Task goal:
Within the listing below, locate all lines containing the word "holdings". Copy each one.

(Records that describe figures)
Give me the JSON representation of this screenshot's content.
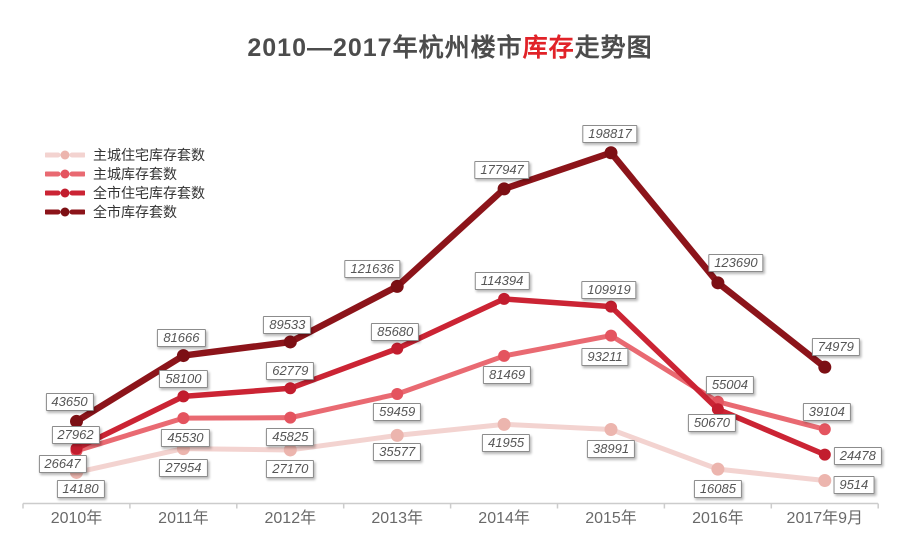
{
  "title": {
    "prefix": "2010—2017年杭州楼市",
    "highlight": "库存",
    "suffix": "走势图"
  },
  "colors": {
    "title_text": "#4c4c4c",
    "title_highlight": "#e12228",
    "axis_line": "#cccccc",
    "axis_text": "#696969",
    "label_text": "#555555",
    "label_border": "#8c8c8c"
  },
  "chart_data": {
    "type": "line",
    "title": "2010—2017年杭州楼市库存走势图",
    "categories": [
      "2010年",
      "2011年",
      "2012年",
      "2013年",
      "2014年",
      "2015年",
      "2016年",
      "2017年9月"
    ],
    "series": [
      {
        "name": "主城住宅库存套数",
        "color": "#f3d3d0",
        "marker_color": "#ecb5ae",
        "values": [
          14180,
          27954,
          27170,
          35577,
          41955,
          38991,
          16085,
          9514
        ]
      },
      {
        "name": "主城库存套数",
        "color": "#e96a72",
        "marker_color": "#e4545f",
        "values": [
          26647,
          45530,
          45825,
          59459,
          81469,
          93211,
          55004,
          39104
        ]
      },
      {
        "name": "全市住宅库存套数",
        "color": "#cb2434",
        "marker_color": "#c21d2e",
        "values": [
          27962,
          58100,
          62779,
          85680,
          114394,
          109919,
          50670,
          24478
        ]
      },
      {
        "name": "全市库存套数",
        "color": "#8c141a",
        "marker_color": "#7c0f14",
        "values": [
          43650,
          81666,
          89533,
          121636,
          177947,
          198817,
          123690,
          74979
        ]
      }
    ],
    "ylim": [
      0,
      210000
    ],
    "grid": false,
    "legend_position": "top-left",
    "data_labels": true,
    "x_axis_shown": true,
    "y_axis_shown": false
  }
}
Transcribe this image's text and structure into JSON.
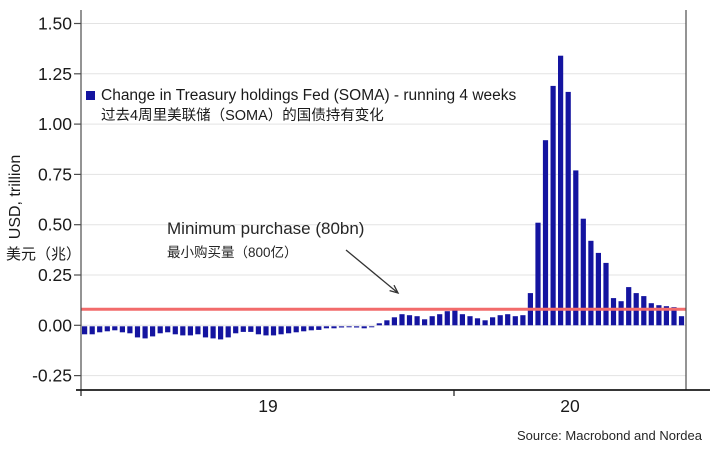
{
  "chart_data": {
    "type": "bar",
    "title": "",
    "series": [
      {
        "name": "Change in Treasury holdings Fed (SOMA) - running 4 weeks",
        "values": [
          -0.04,
          -0.04,
          -0.03,
          -0.025,
          -0.02,
          -0.03,
          -0.035,
          -0.055,
          -0.06,
          -0.05,
          -0.035,
          -0.03,
          -0.04,
          -0.045,
          -0.045,
          -0.04,
          -0.055,
          -0.06,
          -0.065,
          -0.055,
          -0.035,
          -0.028,
          -0.028,
          -0.04,
          -0.045,
          -0.045,
          -0.04,
          -0.035,
          -0.03,
          -0.025,
          -0.02,
          -0.018,
          -0.01,
          -0.01,
          -0.006,
          -0.005,
          -0.006,
          -0.01,
          -0.005,
          0.01,
          0.025,
          0.04,
          0.055,
          0.05,
          0.045,
          0.03,
          0.045,
          0.055,
          0.07,
          0.08,
          0.055,
          0.045,
          0.035,
          0.025,
          0.04,
          0.05,
          0.055,
          0.045,
          0.05,
          0.16,
          0.51,
          0.92,
          1.19,
          1.34,
          1.16,
          0.77,
          0.53,
          0.42,
          0.36,
          0.31,
          0.135,
          0.12,
          0.19,
          0.16,
          0.145,
          0.11,
          0.1,
          0.095,
          0.09,
          0.045
        ]
      }
    ],
    "ylabel_en": "USD, trillion",
    "ylabel_zh": "美元（兆）",
    "y_ticks": [
      1.5,
      1.25,
      1.0,
      0.75,
      0.5,
      0.25,
      0.0,
      -0.25
    ],
    "ylim": [
      -0.32,
      1.55
    ],
    "x_tick_labels": [
      "19",
      "20"
    ],
    "grid": true,
    "legend_position": "upper-left-inside",
    "reference_line": {
      "value": 0.08,
      "label": "Minimum purchase (80bn)"
    },
    "colors": {
      "bar": "#1414a0",
      "reference_line": "#f26b6b",
      "grid": "#e3e3e3",
      "axis_border": "#4d4d4d",
      "bottom_axis": "#1a1a1a",
      "text": "#1a1a1a"
    }
  },
  "legend": {
    "line1": "Change in Treasury holdings Fed (SOMA) - running 4 weeks",
    "line2": "过去4周里美联储（SOMA）的国债持有变化"
  },
  "annotation": {
    "line1": "Minimum purchase (80bn)",
    "line2": "最小购买量（800亿）"
  },
  "axis": {
    "ylabel_en": "USD, trillion",
    "ylabel_zh": "美元（兆）"
  },
  "source": "Source: Macrobond and Nordea"
}
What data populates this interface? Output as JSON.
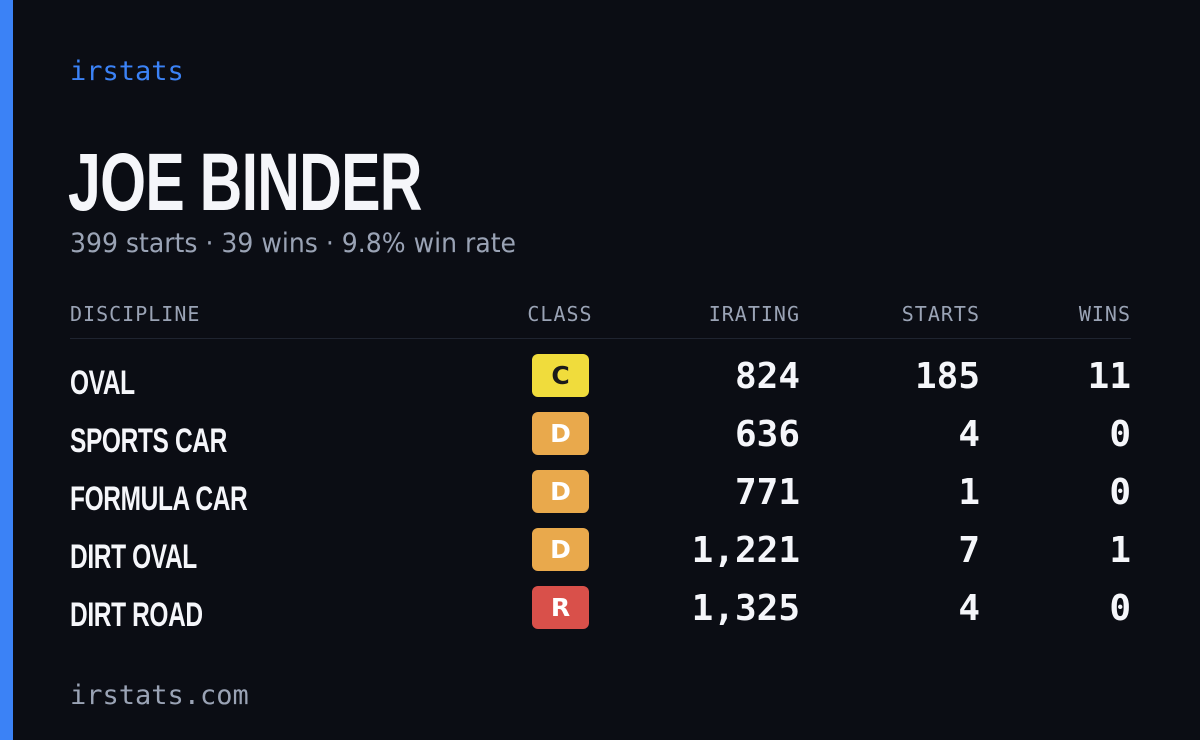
{
  "brand": "irstats",
  "driver_name": "JOE BINDER",
  "summary": "399 starts · 39 wins · 9.8% win rate",
  "table": {
    "headers": {
      "discipline": "DISCIPLINE",
      "class": "CLASS",
      "irating": "IRATING",
      "starts": "STARTS",
      "wins": "WINS"
    },
    "rows": [
      {
        "discipline": "OVAL",
        "class": "C",
        "irating": "824",
        "starts": "185",
        "wins": "11",
        "class_color": "#f0dc3c",
        "class_text_color": "#1a1a1a"
      },
      {
        "discipline": "SPORTS CAR",
        "class": "D",
        "irating": "636",
        "starts": "4",
        "wins": "0",
        "class_color": "#e9a94c",
        "class_text_color": "#ffffff"
      },
      {
        "discipline": "FORMULA CAR",
        "class": "D",
        "irating": "771",
        "starts": "1",
        "wins": "0",
        "class_color": "#e9a94c",
        "class_text_color": "#ffffff"
      },
      {
        "discipline": "DIRT OVAL",
        "class": "D",
        "irating": "1,221",
        "starts": "7",
        "wins": "1",
        "class_color": "#e9a94c",
        "class_text_color": "#ffffff"
      },
      {
        "discipline": "DIRT ROAD",
        "class": "R",
        "irating": "1,325",
        "starts": "4",
        "wins": "0",
        "class_color": "#d9504a",
        "class_text_color": "#ffffff"
      }
    ]
  },
  "footer": "irstats.com",
  "colors": {
    "background": "#0b0d14",
    "accent": "#3b82f6",
    "text_primary": "#f5f6fa",
    "text_muted": "#9aa3b5"
  }
}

Task response:
        "name": "Change in Treasury holdings Fed (SOMA) - running 4 weeks",
    "line1": "Change in Treasury holdings Fed (SOMA) - running 4 weeks",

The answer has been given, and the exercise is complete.